Identify the lines bearing the string "Venezia" and gather them.
═══ Supplied material
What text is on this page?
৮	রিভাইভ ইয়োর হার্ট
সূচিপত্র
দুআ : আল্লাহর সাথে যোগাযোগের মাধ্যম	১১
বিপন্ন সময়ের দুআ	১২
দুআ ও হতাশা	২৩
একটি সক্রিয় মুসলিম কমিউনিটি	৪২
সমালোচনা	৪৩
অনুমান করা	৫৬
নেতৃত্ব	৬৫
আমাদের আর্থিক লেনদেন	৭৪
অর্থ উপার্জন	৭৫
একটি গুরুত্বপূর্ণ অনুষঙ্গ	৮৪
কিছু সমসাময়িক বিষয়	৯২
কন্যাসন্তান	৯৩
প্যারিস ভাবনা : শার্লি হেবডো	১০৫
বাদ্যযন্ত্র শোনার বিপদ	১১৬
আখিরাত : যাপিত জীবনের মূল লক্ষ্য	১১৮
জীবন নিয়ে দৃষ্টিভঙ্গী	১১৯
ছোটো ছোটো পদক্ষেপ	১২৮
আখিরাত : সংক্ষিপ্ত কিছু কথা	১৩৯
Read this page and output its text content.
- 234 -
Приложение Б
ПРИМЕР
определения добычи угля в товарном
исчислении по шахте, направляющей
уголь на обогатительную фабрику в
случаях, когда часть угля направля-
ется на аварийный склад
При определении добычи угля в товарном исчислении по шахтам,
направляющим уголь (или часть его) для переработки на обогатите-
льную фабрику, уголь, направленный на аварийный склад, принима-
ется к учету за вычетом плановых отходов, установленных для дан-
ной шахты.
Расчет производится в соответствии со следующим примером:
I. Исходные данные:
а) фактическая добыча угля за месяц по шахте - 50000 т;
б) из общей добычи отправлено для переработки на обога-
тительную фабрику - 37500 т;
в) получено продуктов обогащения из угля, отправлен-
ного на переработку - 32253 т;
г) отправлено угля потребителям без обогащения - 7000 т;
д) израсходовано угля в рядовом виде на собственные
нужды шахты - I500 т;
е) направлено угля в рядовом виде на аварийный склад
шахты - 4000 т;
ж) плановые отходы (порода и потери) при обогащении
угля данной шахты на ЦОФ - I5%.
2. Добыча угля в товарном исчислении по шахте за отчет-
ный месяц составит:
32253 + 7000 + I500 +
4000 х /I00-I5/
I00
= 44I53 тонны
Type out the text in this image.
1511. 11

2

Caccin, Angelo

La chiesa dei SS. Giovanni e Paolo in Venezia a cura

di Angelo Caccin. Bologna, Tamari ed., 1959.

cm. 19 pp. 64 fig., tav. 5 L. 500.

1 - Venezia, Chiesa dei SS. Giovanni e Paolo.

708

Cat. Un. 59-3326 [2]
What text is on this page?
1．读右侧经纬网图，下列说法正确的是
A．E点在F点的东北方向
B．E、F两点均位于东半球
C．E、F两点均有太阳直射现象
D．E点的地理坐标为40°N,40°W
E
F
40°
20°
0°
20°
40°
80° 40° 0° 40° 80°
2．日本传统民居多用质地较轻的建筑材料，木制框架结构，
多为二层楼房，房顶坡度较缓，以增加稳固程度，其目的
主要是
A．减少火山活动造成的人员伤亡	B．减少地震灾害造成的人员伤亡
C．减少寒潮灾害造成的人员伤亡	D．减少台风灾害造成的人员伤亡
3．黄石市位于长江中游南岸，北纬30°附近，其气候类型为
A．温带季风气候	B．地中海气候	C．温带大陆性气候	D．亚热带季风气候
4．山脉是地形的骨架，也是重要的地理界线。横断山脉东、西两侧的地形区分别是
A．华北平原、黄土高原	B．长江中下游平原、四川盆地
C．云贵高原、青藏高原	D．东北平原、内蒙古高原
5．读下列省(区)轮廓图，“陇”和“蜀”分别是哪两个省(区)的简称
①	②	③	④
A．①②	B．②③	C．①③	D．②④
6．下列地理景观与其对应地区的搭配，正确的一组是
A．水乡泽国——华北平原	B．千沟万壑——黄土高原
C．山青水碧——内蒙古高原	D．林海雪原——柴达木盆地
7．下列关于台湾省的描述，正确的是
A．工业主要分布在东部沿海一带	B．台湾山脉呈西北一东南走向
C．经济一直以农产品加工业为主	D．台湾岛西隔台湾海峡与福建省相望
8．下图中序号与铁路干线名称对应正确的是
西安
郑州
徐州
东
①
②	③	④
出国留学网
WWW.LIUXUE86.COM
══════
### Solved exercise
La chiesa dei SS. Giovanni e Paolo in Venezia a cura
1 - Venezia, Chiesa dei SS. Giovanni e Paolo.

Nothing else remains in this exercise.